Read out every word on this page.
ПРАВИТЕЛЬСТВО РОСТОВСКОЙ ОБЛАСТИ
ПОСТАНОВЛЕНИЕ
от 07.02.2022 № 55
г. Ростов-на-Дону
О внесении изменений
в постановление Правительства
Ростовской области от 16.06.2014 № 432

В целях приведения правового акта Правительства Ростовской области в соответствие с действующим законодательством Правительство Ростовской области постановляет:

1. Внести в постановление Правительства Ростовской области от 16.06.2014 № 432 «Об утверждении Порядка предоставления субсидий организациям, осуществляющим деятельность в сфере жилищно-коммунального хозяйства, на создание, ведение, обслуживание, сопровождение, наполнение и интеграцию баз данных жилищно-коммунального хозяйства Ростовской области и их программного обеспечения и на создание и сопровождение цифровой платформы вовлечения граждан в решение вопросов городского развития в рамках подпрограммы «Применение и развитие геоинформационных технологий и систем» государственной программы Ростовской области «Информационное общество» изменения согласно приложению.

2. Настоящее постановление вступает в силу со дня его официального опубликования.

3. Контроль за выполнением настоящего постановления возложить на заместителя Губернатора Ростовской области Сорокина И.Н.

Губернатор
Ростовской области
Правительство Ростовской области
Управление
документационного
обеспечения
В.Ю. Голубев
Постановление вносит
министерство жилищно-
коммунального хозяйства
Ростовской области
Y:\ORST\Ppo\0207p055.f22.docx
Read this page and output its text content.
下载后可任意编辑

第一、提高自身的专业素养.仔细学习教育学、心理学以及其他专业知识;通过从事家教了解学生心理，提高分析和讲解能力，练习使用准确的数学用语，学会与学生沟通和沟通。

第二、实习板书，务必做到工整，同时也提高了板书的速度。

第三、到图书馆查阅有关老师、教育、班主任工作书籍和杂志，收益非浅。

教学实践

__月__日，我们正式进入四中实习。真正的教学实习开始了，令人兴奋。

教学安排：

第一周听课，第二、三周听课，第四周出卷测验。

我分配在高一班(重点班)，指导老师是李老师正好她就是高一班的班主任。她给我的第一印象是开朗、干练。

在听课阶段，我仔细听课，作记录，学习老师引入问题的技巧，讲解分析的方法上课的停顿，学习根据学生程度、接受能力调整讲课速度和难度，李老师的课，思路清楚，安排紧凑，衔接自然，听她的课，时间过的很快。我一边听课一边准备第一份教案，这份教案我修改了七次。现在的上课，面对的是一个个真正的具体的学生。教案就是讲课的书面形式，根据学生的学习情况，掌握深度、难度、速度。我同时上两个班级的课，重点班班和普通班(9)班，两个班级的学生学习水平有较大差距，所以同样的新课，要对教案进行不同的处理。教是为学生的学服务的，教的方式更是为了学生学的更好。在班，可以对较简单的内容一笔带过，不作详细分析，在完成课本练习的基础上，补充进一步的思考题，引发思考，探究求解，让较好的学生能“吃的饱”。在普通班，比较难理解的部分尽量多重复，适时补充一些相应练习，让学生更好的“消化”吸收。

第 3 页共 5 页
══════
▸ **Problem to work on**:
Pick each line holding the word "Read" out of the data and copy it.

▸ **Result of the exercise**:
Read out every word on this page.
Read this page and output its text content.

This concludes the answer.